**Exercise aim:** Write out the records below once more, exactly as they stand.

**Records for this exercise:**
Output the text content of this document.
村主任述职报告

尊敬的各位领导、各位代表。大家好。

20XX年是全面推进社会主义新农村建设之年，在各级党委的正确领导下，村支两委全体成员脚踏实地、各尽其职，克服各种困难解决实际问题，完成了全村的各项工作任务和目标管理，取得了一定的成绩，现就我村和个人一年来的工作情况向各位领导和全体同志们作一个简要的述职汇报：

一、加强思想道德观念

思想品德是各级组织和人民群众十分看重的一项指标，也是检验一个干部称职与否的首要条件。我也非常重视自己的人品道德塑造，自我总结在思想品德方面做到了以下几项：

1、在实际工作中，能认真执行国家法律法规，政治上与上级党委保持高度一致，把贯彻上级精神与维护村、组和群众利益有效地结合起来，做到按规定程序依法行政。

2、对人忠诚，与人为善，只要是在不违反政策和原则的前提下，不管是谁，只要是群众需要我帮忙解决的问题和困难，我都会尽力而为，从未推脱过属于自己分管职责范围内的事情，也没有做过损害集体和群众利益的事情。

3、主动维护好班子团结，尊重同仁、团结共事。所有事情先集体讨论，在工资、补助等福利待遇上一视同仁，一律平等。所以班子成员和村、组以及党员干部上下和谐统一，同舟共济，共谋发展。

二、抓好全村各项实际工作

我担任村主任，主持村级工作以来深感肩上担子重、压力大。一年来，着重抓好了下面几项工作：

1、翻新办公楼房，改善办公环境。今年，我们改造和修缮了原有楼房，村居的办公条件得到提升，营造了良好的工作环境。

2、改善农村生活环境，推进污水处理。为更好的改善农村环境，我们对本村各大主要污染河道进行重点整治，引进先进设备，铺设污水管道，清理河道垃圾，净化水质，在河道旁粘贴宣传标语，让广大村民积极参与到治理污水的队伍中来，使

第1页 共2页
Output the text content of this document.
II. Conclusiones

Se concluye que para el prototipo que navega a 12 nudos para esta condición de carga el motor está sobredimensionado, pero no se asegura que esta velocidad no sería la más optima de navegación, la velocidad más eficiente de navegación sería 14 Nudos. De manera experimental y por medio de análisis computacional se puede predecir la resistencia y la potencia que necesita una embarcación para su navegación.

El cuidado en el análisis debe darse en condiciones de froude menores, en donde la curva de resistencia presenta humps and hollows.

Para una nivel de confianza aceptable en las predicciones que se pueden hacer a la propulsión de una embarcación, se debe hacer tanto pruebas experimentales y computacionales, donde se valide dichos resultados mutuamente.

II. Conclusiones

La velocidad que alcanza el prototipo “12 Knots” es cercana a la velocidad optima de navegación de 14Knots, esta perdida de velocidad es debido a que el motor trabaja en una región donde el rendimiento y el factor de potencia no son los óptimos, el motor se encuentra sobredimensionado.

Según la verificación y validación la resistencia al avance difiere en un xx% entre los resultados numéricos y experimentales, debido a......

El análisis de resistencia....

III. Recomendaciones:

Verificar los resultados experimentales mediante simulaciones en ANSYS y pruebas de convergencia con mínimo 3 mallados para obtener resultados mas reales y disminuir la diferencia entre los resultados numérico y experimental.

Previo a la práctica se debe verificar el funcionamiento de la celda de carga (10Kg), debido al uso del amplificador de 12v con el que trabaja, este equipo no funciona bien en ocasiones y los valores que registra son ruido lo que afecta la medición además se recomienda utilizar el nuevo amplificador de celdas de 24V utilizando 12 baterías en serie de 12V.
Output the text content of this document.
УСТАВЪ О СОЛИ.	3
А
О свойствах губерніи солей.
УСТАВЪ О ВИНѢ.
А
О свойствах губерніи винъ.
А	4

**Solution to this exercise:**
Output the text content of this document.
村主任述职报告

尊敬的各位领导、各位代表。大家好。

20XX年是全面推进社会主义新农村建设之年，在各级党委的正确领导下，村支两委全体成员脚踏实地、各尽其职，克服各种困难解决实际问题，完成了全村的各项工作任务和目标管理，取得了一定的成绩，现就我村和个人一年来的工作情况向各位领导和全体同志们作一个简要的述职汇报：

一、加强思想道德观念

思想品德是各级组织和人民群众十分看重的一项指标，也是检验一个干部称职与否的首要条件。我也非常重视自己的人品道德塑造，自我总结在思想品德方面做到了以下几项：

1、在实际工作中，能认真执行国家法律法规，政治上与上级党委保持高度一致，把贯彻上级精神与维护村、组和群众利益有效地结合起来，做到按规定程序依法行政。

2、对人忠诚，与人为善，只要是在不违反政策和原则的前提下，不管是谁，只要是群众需要我帮忙解决的问题和困难，我都会尽力而为，从未推脱过属于自己分管职责范围内的事情，也没有做过损害集体和群众利益的事情。

3、主动维护好班子团结，尊重同仁、团结共事。所有事情先集体讨论，在工资、补助等福利待遇上一视同仁，一律平等。所以班子成员和村、组以及党员干部上下和谐统一，同舟共济，共谋发展。

二、抓好全村各项实际工作

我担任村主任，主持村级工作以来深感肩上担子重、压力大。一年来，着重抓好了下面几项工作：

1、翻新办公楼房，改善办公环境。今年，我们改造和修缮了原有楼房，村居的办公条件得到提升，营造了良好的工作环境。

2、改善农村生活环境，推进污水处理。为更好的改善农村环境，我们对本村各大主要污染河道进行重点整治，引进先进设备，铺设污水管道，清理河道垃圾，净化水质，在河道旁粘贴宣传标语，让广大村民积极参与到治理污水的队伍中来，使

第1页 共2页
Output the text content of this document.
II. Conclusiones

Se concluye que para el prototipo que navega a 12 nudos para esta condición de carga el motor está sobredimensionado, pero no se asegura que esta velocidad no sería la más optima de navegación, la velocidad más eficiente de navegación sería 14 Nudos. De manera experimental y por medio de análisis computacional se puede predecir la resistencia y la potencia que necesita una embarcación para su navegación.

El cuidado en el análisis debe darse en condiciones de froude menores, en donde la curva de resistencia presenta humps and hollows.

Para una nivel de confianza aceptable en las predicciones que se pueden hacer a la propulsión de una embarcación, se debe hacer tanto pruebas experimentales y computacionales, donde se valide dichos resultados mutuamente.

II. Conclusiones

La velocidad que alcanza el prototipo “12 Knots” es cercana a la velocidad optima de navegación de 14Knots, esta perdida de velocidad es debido a que el motor trabaja en una región donde el rendimiento y el factor de potencia no son los óptimos, el motor se encuentra sobredimensionado.

Según la verificación y validación la resistencia al avance difiere en un xx% entre los resultados numéricos y experimentales, debido a......

El análisis de resistencia....

III. Recomendaciones:

Verificar los resultados experimentales mediante simulaciones en ANSYS y pruebas de convergencia con mínimo 3 mallados para obtener resultados mas reales y disminuir la diferencia entre los resultados numérico y experimental.

Previo a la práctica se debe verificar el funcionamiento de la celda de carga (10Kg), debido al uso del amplificador de 12v con el que trabaja, este equipo no funciona bien en ocasiones y los valores que registra son ruido lo que afecta la medición además se recomienda utilizar el nuevo amplificador de celdas de 24V utilizando 12 baterías en serie de 12V.
Output the text content of this document.
УСТАВЪ О СОЛИ.	3
А
О свойствах губерніи солей.
УСТАВЪ О ВИНѢ.
А
О свойствах губерніи винъ.
А	4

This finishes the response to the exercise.